Exercise material =>
++++++++++

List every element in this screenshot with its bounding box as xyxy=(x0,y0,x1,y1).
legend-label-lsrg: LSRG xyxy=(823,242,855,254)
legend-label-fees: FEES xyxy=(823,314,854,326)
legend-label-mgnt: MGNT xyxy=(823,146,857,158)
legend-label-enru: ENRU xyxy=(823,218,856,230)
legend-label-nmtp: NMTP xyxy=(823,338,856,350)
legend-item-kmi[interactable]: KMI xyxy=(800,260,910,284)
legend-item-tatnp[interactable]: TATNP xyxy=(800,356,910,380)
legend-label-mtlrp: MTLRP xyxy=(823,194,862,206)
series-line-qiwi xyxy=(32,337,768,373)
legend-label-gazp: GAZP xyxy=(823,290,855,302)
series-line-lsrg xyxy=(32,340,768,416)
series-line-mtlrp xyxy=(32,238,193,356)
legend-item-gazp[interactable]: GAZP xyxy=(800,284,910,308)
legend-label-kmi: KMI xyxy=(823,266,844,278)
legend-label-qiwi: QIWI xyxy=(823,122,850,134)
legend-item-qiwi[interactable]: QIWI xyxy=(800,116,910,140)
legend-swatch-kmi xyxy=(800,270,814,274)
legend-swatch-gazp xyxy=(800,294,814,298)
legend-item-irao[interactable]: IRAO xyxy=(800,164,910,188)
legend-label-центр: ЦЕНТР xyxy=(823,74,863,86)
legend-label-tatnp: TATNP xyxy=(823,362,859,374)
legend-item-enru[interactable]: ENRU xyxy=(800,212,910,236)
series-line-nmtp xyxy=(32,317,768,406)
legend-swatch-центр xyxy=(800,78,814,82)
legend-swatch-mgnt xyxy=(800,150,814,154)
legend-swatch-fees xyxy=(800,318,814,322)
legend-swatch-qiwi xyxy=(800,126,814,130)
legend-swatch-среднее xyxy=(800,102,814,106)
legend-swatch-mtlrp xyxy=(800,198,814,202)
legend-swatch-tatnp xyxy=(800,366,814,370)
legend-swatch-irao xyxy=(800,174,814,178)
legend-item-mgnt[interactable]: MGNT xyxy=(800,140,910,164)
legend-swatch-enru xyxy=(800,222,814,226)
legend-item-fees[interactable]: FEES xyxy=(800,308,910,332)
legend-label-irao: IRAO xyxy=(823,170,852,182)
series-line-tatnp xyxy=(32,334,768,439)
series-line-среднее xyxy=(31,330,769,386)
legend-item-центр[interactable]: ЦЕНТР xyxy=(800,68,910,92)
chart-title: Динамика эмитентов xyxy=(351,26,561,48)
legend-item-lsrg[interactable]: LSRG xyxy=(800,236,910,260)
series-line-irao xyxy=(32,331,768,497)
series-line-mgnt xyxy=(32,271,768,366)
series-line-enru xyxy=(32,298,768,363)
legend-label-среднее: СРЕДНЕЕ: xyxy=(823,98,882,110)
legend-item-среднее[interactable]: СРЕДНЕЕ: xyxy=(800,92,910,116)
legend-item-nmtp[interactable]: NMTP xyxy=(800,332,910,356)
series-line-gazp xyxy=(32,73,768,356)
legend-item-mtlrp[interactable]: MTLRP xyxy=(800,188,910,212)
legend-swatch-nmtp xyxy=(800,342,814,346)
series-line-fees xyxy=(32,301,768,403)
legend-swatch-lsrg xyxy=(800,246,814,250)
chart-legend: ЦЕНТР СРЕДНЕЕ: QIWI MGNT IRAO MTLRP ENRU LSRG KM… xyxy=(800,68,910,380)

++++++++++

Exercise aim => Swap every "legend-swatch" in the material above for "legend-marker", and leave everything else unchanged.

Written response =>
List every element in this screenshot with its bounding box as xyxy=(x0,y0,x1,y1).
legend-label-lsrg: LSRG xyxy=(823,242,855,254)
legend-label-fees: FEES xyxy=(823,314,854,326)
legend-label-mgnt: MGNT xyxy=(823,146,857,158)
legend-label-enru: ENRU xyxy=(823,218,856,230)
legend-label-nmtp: NMTP xyxy=(823,338,856,350)
legend-item-kmi[interactable]: KMI xyxy=(800,260,910,284)
legend-item-tatnp[interactable]: TATNP xyxy=(800,356,910,380)
legend-label-mtlrp: MTLRP xyxy=(823,194,862,206)
series-line-qiwi xyxy=(32,337,768,373)
legend-label-gazp: GAZP xyxy=(823,290,855,302)
series-line-lsrg xyxy=(32,340,768,416)
series-line-mtlrp xyxy=(32,238,193,356)
legend-item-gazp[interactable]: GAZP xyxy=(800,284,910,308)
legend-label-kmi: KMI xyxy=(823,266,844,278)
legend-label-qiwi: QIWI xyxy=(823,122,850,134)
legend-item-qiwi[interactable]: QIWI xyxy=(800,116,910,140)
legend-marker-kmi xyxy=(800,270,814,274)
legend-marker-gazp xyxy=(800,294,814,298)
legend-item-irao[interactable]: IRAO xyxy=(800,164,910,188)
legend-label-центр: ЦЕНТР xyxy=(823,74,863,86)
legend-label-tatnp: TATNP xyxy=(823,362,859,374)
legend-item-enru[interactable]: ENRU xyxy=(800,212,910,236)
series-line-nmtp xyxy=(32,317,768,406)
legend-marker-центр xyxy=(800,78,814,82)
legend-marker-mgnt xyxy=(800,150,814,154)
legend-marker-fees xyxy=(800,318,814,322)
legend-marker-qiwi xyxy=(800,126,814,130)
legend-marker-среднее xyxy=(800,102,814,106)
legend-marker-mtlrp xyxy=(800,198,814,202)
legend-marker-tatnp xyxy=(800,366,814,370)
legend-marker-irao xyxy=(800,174,814,178)
legend-item-mgnt[interactable]: MGNT xyxy=(800,140,910,164)
legend-marker-enru xyxy=(800,222,814,226)
legend-item-fees[interactable]: FEES xyxy=(800,308,910,332)
legend-label-irao: IRAO xyxy=(823,170,852,182)
series-line-tatnp xyxy=(32,334,768,439)
series-line-среднее xyxy=(31,330,769,386)
legend-item-центр[interactable]: ЦЕНТР xyxy=(800,68,910,92)
chart-title: Динамика эмитентов xyxy=(351,26,561,48)
legend-item-lsrg[interactable]: LSRG xyxy=(800,236,910,260)
series-line-irao xyxy=(32,331,768,497)
series-line-mgnt xyxy=(32,271,768,366)
series-line-enru xyxy=(32,298,768,363)
legend-label-среднее: СРЕДНЕЕ: xyxy=(823,98,882,110)
legend-item-среднее[interactable]: СРЕДНЕЕ: xyxy=(800,92,910,116)
legend-item-nmtp[interactable]: NMTP xyxy=(800,332,910,356)
series-line-gazp xyxy=(32,73,768,356)
legend-item-mtlrp[interactable]: MTLRP xyxy=(800,188,910,212)
legend-marker-nmtp xyxy=(800,342,814,346)
series-line-fees xyxy=(32,301,768,403)
legend-marker-lsrg xyxy=(800,246,814,250)
chart-legend: ЦЕНТР СРЕДНЕЕ: QIWI MGNT IRAO MTLRP ENRU LSRG KM… xyxy=(800,68,910,380)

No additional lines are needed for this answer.